WORK INSTRUCTIONS:
Without including any images, repeat the data exactly.

========================================

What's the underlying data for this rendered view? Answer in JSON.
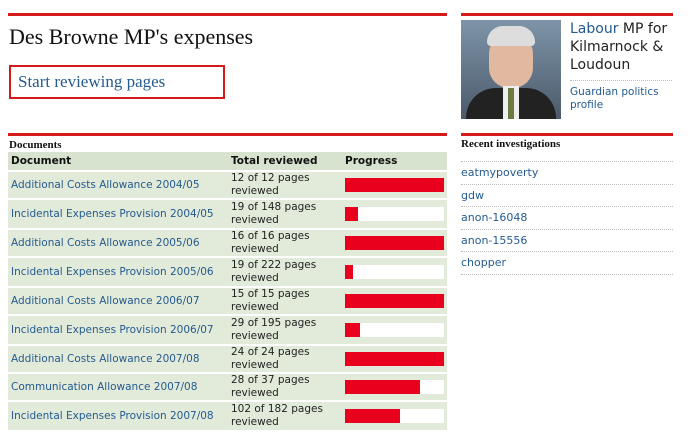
{
  "header": {
    "title": "Des Browne MP's expenses",
    "button": "Start reviewing pages"
  },
  "profile": {
    "party": "Labour",
    "role": "MP for Kilmarnock & Loudoun",
    "link": "Guardian politics profile"
  },
  "table": {
    "caption": "Documents",
    "columns": [
      "Document",
      "Total reviewed",
      "Progress"
    ],
    "rows": [
      {
        "document": "Additional Costs Allowance 2004/05",
        "total_reviewed": "12 of 12 pages reviewed",
        "reviewed": 12,
        "pages": 12
      },
      {
        "document": "Incidental Expenses Provision 2004/05",
        "total_reviewed": "19 of 148 pages reviewed",
        "reviewed": 19,
        "pages": 148
      },
      {
        "document": "Additional Costs Allowance 2005/06",
        "total_reviewed": "16 of 16 pages reviewed",
        "reviewed": 16,
        "pages": 16
      },
      {
        "document": "Incidental Expenses Provision 2005/06",
        "total_reviewed": "19 of 222 pages reviewed",
        "reviewed": 19,
        "pages": 222
      },
      {
        "document": "Additional Costs Allowance 2006/07",
        "total_reviewed": "15 of 15 pages reviewed",
        "reviewed": 15,
        "pages": 15
      },
      {
        "document": "Incidental Expenses Provision 2006/07",
        "total_reviewed": "29 of 195 pages reviewed",
        "reviewed": 29,
        "pages": 195
      },
      {
        "document": "Additional Costs Allowance 2007/08",
        "total_reviewed": "24 of 24 pages reviewed",
        "reviewed": 24,
        "pages": 24
      },
      {
        "document": "Communication Allowance 2007/08",
        "total_reviewed": "28 of 37 pages reviewed",
        "reviewed": 28,
        "pages": 37
      },
      {
        "document": "Incidental Expenses Provision 2007/08",
        "total_reviewed": "102 of 182 pages reviewed",
        "reviewed": 102,
        "pages": 182
      }
    ]
  },
  "investigations": {
    "title": "Recent investigations",
    "items": [
      "eatmypoverty",
      "gdw",
      "anon-16048",
      "anon-15556",
      "chopper"
    ]
  }
}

========================================

REPLY TO THE TASK:
What's the underlying data for this rendered view? Answer in JSON.
{
  "header": {
    "title": "Des Browne MP's expenses",
    "button": "Start reviewing pages"
  },
  "profile": {
    "party": "Labour",
    "role": "MP for Kilmarnock & Loudoun",
    "link": "Guardian politics profile"
  },
  "table": {
    "caption": "Documents",
    "columns": [
      "Document",
      "Total reviewed",
      "Progress"
    ],
    "rows": [
      {
        "document": "Additional Costs Allowance 2004/05",
        "total_reviewed": "12 of 12 pages reviewed",
        "reviewed": 12,
        "pages": 12
      },
      {
        "document": "Incidental Expenses Provision 2004/05",
        "total_reviewed": "19 of 148 pages reviewed",
        "reviewed": 19,
        "pages": 148
      },
      {
        "document": "Additional Costs Allowance 2005/06",
        "total_reviewed": "16 of 16 pages reviewed",
        "reviewed": 16,
        "pages": 16
      },
      {
        "document": "Incidental Expenses Provision 2005/06",
        "total_reviewed": "19 of 222 pages reviewed",
        "reviewed": 19,
        "pages": 222
      },
      {
        "document": "Additional Costs Allowance 2006/07",
        "total_reviewed": "15 of 15 pages reviewed",
        "reviewed": 15,
        "pages": 15
      },
      {
        "document": "Incidental Expenses Provision 2006/07",
        "total_reviewed": "29 of 195 pages reviewed",
        "reviewed": 29,
        "pages": 195
      },
      {
        "document": "Additional Costs Allowance 2007/08",
        "total_reviewed": "24 of 24 pages reviewed",
        "reviewed": 24,
        "pages": 24
      },
      {
        "document": "Communication Allowance 2007/08",
        "total_reviewed": "28 of 37 pages reviewed",
        "reviewed": 28,
        "pages": 37
      },
      {
        "document": "Incidental Expenses Provision 2007/08",
        "total_reviewed": "102 of 182 pages reviewed",
        "reviewed": 102,
        "pages": 182
      }
    ]
  },
  "investigations": {
    "title": "Recent investigations",
    "items": [
      "eatmypoverty",
      "gdw",
      "anon-16048",
      "anon-15556",
      "chopper"
    ]
  }
}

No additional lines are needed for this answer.